**Task goal**.
Your reply should be a single number: how many lines contain the string "问君何能尔".

(Saved entries)

================

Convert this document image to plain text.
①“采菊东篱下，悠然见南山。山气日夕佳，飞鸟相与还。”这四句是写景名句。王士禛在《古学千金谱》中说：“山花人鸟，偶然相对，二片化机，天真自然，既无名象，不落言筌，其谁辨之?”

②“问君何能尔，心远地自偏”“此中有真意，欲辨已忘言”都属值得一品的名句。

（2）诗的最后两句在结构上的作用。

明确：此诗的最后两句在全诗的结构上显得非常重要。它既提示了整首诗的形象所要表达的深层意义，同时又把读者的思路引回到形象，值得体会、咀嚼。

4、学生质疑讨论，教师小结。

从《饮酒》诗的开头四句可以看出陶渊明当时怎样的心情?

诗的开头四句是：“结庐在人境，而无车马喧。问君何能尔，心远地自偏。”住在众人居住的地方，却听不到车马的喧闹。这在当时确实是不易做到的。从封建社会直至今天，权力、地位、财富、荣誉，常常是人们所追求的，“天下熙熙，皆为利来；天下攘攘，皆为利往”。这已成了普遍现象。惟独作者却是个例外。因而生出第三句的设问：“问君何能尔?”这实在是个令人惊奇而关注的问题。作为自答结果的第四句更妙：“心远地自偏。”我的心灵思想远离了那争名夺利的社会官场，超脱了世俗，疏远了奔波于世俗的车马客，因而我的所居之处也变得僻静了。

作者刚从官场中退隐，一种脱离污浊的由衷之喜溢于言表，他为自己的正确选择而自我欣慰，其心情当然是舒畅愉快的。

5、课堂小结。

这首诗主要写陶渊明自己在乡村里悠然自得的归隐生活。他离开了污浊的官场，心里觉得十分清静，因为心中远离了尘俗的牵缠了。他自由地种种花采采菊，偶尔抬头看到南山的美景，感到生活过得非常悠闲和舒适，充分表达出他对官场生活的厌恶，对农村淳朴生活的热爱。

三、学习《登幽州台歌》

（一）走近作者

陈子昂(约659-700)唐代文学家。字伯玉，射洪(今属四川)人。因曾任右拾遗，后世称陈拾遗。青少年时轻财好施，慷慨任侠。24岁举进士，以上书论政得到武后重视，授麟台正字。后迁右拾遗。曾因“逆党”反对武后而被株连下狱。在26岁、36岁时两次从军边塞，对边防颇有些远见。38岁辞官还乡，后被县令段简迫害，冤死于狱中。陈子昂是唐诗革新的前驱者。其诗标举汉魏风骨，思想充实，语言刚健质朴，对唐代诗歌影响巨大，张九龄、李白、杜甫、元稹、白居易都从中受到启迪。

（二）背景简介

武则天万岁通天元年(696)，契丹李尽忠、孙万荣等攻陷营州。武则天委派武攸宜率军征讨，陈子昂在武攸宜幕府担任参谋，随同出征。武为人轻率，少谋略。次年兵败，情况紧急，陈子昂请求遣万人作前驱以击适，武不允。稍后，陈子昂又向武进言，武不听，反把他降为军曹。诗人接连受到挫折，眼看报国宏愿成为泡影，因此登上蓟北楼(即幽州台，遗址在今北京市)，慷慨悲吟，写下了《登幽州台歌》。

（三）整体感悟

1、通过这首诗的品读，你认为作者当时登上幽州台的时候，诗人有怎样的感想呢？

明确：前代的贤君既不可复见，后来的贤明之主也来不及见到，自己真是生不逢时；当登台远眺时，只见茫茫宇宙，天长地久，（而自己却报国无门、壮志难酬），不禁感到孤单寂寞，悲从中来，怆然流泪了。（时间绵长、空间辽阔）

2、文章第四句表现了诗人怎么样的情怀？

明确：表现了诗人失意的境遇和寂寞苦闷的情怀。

================

**Reply to the task**.
2